### Short exercise:
Would you extract the whole listing below and retype it exactly?
━━━━━━━━━━━━━━━━━━━━━━━━━━━━━━
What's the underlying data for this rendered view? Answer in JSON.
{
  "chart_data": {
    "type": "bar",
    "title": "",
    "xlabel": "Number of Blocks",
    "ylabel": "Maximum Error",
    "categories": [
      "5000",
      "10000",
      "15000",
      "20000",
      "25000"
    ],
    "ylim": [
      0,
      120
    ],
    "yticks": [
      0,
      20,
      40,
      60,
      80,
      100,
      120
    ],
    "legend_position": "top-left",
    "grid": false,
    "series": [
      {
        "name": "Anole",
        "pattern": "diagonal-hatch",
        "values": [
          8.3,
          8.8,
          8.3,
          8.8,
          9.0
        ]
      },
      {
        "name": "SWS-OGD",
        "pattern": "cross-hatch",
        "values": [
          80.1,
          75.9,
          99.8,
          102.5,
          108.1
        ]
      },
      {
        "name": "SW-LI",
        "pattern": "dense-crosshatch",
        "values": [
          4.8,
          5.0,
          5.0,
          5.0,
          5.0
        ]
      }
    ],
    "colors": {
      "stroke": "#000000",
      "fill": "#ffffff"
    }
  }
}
━━━━━━━━━━━━━━━━━━━━━━━━━━━━━━
### Problem solution:
What's the underlying data for this rendered view? Answer in JSON.
{
  "chart_data": {
    "type": "bar",
    "title": "",
    "xlabel": "Number of Blocks",
    "ylabel": "Maximum Error",
    "categories": [
      "5000",
      "10000",
      "15000",
      "20000",
      "25000"
    ],
    "ylim": [
      0,
      120
    ],
    "yticks": [
      0,
      20,
      40,
      60,
      80,
      100,
      120
    ],
    "legend_position": "top-left",
    "grid": false,
    "series": [
      {
        "name": "Anole",
        "pattern": "diagonal-hatch",
        "values": [
          8.3,
          8.8,
          8.3,
          8.8,
          9.0
        ]
      },
      {
        "name": "SWS-OGD",
        "pattern": "cross-hatch",
        "values": [
          80.1,
          75.9,
          99.8,
          102.5,
          108.1
        ]
      },
      {
        "name": "SW-LI",
        "pattern": "dense-crosshatch",
        "values": [
          4.8,
          5.0,
          5.0,
          5.0,
          5.0
        ]
      }
    ],
    "colors": {
      "stroke": "#000000",
      "fill": "#ffffff"
    }
  }
}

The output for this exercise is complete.